Directive:
The records that follow should be retyped word for word.
[START Given information]
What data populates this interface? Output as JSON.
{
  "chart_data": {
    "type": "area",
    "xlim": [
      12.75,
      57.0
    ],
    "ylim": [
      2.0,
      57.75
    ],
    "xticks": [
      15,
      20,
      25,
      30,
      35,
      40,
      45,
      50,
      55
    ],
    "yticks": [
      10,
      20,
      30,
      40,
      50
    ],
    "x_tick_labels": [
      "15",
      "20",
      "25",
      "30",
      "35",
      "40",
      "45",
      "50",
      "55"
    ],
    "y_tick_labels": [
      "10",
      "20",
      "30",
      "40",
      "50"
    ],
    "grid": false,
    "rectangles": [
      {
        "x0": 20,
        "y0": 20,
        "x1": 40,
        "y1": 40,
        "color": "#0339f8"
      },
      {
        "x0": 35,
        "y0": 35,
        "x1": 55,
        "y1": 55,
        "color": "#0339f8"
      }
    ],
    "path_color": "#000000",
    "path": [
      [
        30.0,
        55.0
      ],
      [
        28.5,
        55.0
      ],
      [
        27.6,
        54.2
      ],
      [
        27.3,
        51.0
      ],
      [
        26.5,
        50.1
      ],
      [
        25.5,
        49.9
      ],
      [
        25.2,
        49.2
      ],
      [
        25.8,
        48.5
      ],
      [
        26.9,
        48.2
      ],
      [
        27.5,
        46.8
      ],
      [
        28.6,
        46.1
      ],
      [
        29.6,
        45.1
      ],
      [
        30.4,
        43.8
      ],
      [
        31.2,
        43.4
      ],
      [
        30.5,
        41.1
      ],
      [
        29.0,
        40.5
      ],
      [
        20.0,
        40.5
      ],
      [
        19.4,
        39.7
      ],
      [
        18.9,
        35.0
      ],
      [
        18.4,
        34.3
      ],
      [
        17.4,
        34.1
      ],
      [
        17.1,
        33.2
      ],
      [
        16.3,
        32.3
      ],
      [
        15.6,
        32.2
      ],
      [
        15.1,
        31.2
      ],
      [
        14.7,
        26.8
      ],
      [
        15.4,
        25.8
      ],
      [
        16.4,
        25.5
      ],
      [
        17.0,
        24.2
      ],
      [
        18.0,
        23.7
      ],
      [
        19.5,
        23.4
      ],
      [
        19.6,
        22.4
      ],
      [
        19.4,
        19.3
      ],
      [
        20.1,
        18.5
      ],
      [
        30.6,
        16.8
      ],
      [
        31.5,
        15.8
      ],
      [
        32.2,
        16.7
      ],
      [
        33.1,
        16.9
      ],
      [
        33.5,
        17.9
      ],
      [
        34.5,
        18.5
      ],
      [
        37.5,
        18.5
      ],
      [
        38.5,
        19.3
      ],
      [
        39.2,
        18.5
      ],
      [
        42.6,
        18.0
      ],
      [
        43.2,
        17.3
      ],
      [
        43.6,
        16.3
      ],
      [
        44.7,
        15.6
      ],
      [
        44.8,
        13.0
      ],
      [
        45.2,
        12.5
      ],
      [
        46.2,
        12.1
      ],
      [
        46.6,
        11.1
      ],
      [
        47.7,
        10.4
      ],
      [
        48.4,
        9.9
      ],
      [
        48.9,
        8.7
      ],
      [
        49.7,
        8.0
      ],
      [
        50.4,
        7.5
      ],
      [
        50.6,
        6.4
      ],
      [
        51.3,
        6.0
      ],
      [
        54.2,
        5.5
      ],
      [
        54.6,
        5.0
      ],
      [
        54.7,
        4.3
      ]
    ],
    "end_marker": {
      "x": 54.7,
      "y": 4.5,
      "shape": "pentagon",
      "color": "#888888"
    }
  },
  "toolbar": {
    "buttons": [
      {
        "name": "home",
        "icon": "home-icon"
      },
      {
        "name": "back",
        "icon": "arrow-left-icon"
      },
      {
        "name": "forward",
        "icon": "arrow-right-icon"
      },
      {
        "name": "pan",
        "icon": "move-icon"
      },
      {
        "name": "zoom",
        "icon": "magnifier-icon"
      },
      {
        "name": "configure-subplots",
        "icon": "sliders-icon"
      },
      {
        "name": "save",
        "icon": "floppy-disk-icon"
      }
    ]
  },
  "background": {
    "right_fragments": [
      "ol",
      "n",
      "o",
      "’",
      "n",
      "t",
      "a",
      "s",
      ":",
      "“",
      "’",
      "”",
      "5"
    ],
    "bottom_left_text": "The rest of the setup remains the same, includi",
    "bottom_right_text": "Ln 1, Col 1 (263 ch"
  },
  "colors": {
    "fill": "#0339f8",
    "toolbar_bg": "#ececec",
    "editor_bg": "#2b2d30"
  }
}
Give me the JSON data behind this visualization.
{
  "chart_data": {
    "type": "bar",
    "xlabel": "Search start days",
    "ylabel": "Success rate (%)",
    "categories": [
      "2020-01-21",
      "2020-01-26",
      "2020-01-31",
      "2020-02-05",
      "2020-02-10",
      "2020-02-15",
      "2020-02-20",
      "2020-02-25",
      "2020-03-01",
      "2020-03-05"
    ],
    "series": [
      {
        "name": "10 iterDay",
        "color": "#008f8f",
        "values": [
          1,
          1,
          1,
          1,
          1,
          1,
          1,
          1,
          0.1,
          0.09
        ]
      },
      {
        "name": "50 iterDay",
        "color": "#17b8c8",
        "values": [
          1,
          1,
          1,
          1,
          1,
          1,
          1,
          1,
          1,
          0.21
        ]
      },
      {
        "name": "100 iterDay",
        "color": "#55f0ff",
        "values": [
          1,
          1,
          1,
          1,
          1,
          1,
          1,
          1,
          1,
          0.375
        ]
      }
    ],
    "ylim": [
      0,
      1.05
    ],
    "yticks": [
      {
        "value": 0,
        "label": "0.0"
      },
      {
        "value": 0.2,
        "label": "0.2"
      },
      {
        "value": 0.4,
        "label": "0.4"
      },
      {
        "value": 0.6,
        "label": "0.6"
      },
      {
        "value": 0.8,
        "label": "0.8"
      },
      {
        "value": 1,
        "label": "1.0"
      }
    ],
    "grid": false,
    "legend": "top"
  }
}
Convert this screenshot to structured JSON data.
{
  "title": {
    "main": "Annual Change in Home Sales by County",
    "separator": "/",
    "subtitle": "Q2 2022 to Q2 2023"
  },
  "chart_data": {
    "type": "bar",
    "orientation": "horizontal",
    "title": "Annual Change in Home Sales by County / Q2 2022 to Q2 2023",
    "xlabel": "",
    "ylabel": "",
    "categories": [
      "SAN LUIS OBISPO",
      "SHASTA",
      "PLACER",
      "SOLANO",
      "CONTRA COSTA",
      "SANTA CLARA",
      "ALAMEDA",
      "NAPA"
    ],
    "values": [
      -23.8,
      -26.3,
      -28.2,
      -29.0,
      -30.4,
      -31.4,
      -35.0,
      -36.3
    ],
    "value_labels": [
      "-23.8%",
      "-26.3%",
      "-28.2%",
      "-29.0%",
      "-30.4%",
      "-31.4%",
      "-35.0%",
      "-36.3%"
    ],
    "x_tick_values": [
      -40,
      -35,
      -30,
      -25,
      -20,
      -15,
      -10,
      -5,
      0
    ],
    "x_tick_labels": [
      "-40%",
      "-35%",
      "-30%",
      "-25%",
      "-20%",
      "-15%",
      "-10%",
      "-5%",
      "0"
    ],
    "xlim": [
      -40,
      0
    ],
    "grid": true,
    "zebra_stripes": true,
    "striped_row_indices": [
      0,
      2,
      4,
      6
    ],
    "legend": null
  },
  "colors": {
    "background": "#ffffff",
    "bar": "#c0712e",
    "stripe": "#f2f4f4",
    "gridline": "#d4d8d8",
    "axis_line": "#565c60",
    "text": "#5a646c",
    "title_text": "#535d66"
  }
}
[END Given information]
Task result:
What data populates this interface? Output as JSON.
{
  "chart_data": {
    "type": "area",
    "xlim": [
      12.75,
      57.0
    ],
    "ylim": [
      2.0,
      57.75
    ],
    "xticks": [
      15,
      20,
      25,
      30,
      35,
      40,
      45,
      50,
      55
    ],
    "yticks": [
      10,
      20,
      30,
      40,
      50
    ],
    "x_tick_labels": [
      "15",
      "20",
      "25",
      "30",
      "35",
      "40",
      "45",
      "50",
      "55"
    ],
    "y_tick_labels": [
      "10",
      "20",
      "30",
      "40",
      "50"
    ],
    "grid": false,
    "rectangles": [
      {
        "x0": 20,
        "y0": 20,
        "x1": 40,
        "y1": 40,
        "color": "#0339f8"
      },
      {
        "x0": 35,
        "y0": 35,
        "x1": 55,
        "y1": 55,
        "color": "#0339f8"
      }
    ],
    "path_color": "#000000",
    "path": [
      [
        30.0,
        55.0
      ],
      [
        28.5,
        55.0
      ],
      [
        27.6,
        54.2
      ],
      [
        27.3,
        51.0
      ],
      [
        26.5,
        50.1
      ],
      [
        25.5,
        49.9
      ],
      [
        25.2,
        49.2
      ],
      [
        25.8,
        48.5
      ],
      [
        26.9,
        48.2
      ],
      [
        27.5,
        46.8
      ],
      [
        28.6,
        46.1
      ],
      [
        29.6,
        45.1
      ],
      [
        30.4,
        43.8
      ],
      [
        31.2,
        43.4
      ],
      [
        30.5,
        41.1
      ],
      [
        29.0,
        40.5
      ],
      [
        20.0,
        40.5
      ],
      [
        19.4,
        39.7
      ],
      [
        18.9,
        35.0
      ],
      [
        18.4,
        34.3
      ],
      [
        17.4,
        34.1
      ],
      [
        17.1,
        33.2
      ],
      [
        16.3,
        32.3
      ],
      [
        15.6,
        32.2
      ],
      [
        15.1,
        31.2
      ],
      [
        14.7,
        26.8
      ],
      [
        15.4,
        25.8
      ],
      [
        16.4,
        25.5
      ],
      [
        17.0,
        24.2
      ],
      [
        18.0,
        23.7
      ],
      [
        19.5,
        23.4
      ],
      [
        19.6,
        22.4
      ],
      [
        19.4,
        19.3
      ],
      [
        20.1,
        18.5
      ],
      [
        30.6,
        16.8
      ],
      [
        31.5,
        15.8
      ],
      [
        32.2,
        16.7
      ],
      [
        33.1,
        16.9
      ],
      [
        33.5,
        17.9
      ],
      [
        34.5,
        18.5
      ],
      [
        37.5,
        18.5
      ],
      [
        38.5,
        19.3
      ],
      [
        39.2,
        18.5
      ],
      [
        42.6,
        18.0
      ],
      [
        43.2,
        17.3
      ],
      [
        43.6,
        16.3
      ],
      [
        44.7,
        15.6
      ],
      [
        44.8,
        13.0
      ],
      [
        45.2,
        12.5
      ],
      [
        46.2,
        12.1
      ],
      [
        46.6,
        11.1
      ],
      [
        47.7,
        10.4
      ],
      [
        48.4,
        9.9
      ],
      [
        48.9,
        8.7
      ],
      [
        49.7,
        8.0
      ],
      [
        50.4,
        7.5
      ],
      [
        50.6,
        6.4
      ],
      [
        51.3,
        6.0
      ],
      [
        54.2,
        5.5
      ],
      [
        54.6,
        5.0
      ],
      [
        54.7,
        4.3
      ]
    ],
    "end_marker": {
      "x": 54.7,
      "y": 4.5,
      "shape": "pentagon",
      "color": "#888888"
    }
  },
  "toolbar": {
    "buttons": [
      {
        "name": "home",
        "icon": "home-icon"
      },
      {
        "name": "back",
        "icon": "arrow-left-icon"
      },
      {
        "name": "forward",
        "icon": "arrow-right-icon"
      },
      {
        "name": "pan",
        "icon": "move-icon"
      },
      {
        "name": "zoom",
        "icon": "magnifier-icon"
      },
      {
        "name": "configure-subplots",
        "icon": "sliders-icon"
      },
      {
        "name": "save",
        "icon": "floppy-disk-icon"
      }
    ]
  },
  "background": {
    "right_fragments": [
      "ol",
      "n",
      "o",
      "’",
      "n",
      "t",
      "a",
      "s",
      ":",
      "“",
      "’",
      "”",
      "5"
    ],
    "bottom_left_text": "The rest of the setup remains the same, includi",
    "bottom_right_text": "Ln 1, Col 1 (263 ch"
  },
  "colors": {
    "fill": "#0339f8",
    "toolbar_bg": "#ececec",
    "editor_bg": "#2b2d30"
  }
}
Give me the JSON data behind this visualization.
{
  "chart_data": {
    "type": "bar",
    "xlabel": "Search start days",
    "ylabel": "Success rate (%)",
    "categories": [
      "2020-01-21",
      "2020-01-26",
      "2020-01-31",
      "2020-02-05",
      "2020-02-10",
      "2020-02-15",
      "2020-02-20",
      "2020-02-25",
      "2020-03-01",
      "2020-03-05"
    ],
    "series": [
      {
        "name": "10 iterDay",
        "color": "#008f8f",
        "values": [
          1,
          1,
          1,
          1,
          1,
          1,
          1,
          1,
          0.1,
          0.09
        ]
      },
      {
        "name": "50 iterDay",
        "color": "#17b8c8",
        "values": [
          1,
          1,
          1,
          1,
          1,
          1,
          1,
          1,
          1,
          0.21
        ]
      },
      {
        "name": "100 iterDay",
        "color": "#55f0ff",
        "values": [
          1,
          1,
          1,
          1,
          1,
          1,
          1,
          1,
          1,
          0.375
        ]
      }
    ],
    "ylim": [
      0,
      1.05
    ],
    "yticks": [
      {
        "value": 0,
        "label": "0.0"
      },
      {
        "value": 0.2,
        "label": "0.2"
      },
      {
        "value": 0.4,
        "label": "0.4"
      },
      {
        "value": 0.6,
        "label": "0.6"
      },
      {
        "value": 0.8,
        "label": "0.8"
      },
      {
        "value": 1,
        "label": "1.0"
      }
    ],
    "grid": false,
    "legend": "top"
  }
}
Convert this screenshot to structured JSON data.
{
  "title": {
    "main": "Annual Change in Home Sales by County",
    "separator": "/",
    "subtitle": "Q2 2022 to Q2 2023"
  },
  "chart_data": {
    "type": "bar",
    "orientation": "horizontal",
    "title": "Annual Change in Home Sales by County / Q2 2022 to Q2 2023",
    "xlabel": "",
    "ylabel": "",
    "categories": [
      "SAN LUIS OBISPO",
      "SHASTA",
      "PLACER",
      "SOLANO",
      "CONTRA COSTA",
      "SANTA CLARA",
      "ALAMEDA",
      "NAPA"
    ],
    "values": [
      -23.8,
      -26.3,
      -28.2,
      -29.0,
      -30.4,
      -31.4,
      -35.0,
      -36.3
    ],
    "value_labels": [
      "-23.8%",
      "-26.3%",
      "-28.2%",
      "-29.0%",
      "-30.4%",
      "-31.4%",
      "-35.0%",
      "-36.3%"
    ],
    "x_tick_values": [
      -40,
      -35,
      -30,
      -25,
      -20,
      -15,
      -10,
      -5,
      0
    ],
    "x_tick_labels": [
      "-40%",
      "-35%",
      "-30%",
      "-25%",
      "-20%",
      "-15%",
      "-10%",
      "-5%",
      "0"
    ],
    "xlim": [
      -40,
      0
    ],
    "grid": true,
    "zebra_stripes": true,
    "striped_row_indices": [
      0,
      2,
      4,
      6
    ],
    "legend": null
  },
  "colors": {
    "background": "#ffffff",
    "bar": "#c0712e",
    "stripe": "#f2f4f4",
    "gridline": "#d4d8d8",
    "axis_line": "#565c60",
    "text": "#5a646c",
    "title_text": "#535d66"
  }
}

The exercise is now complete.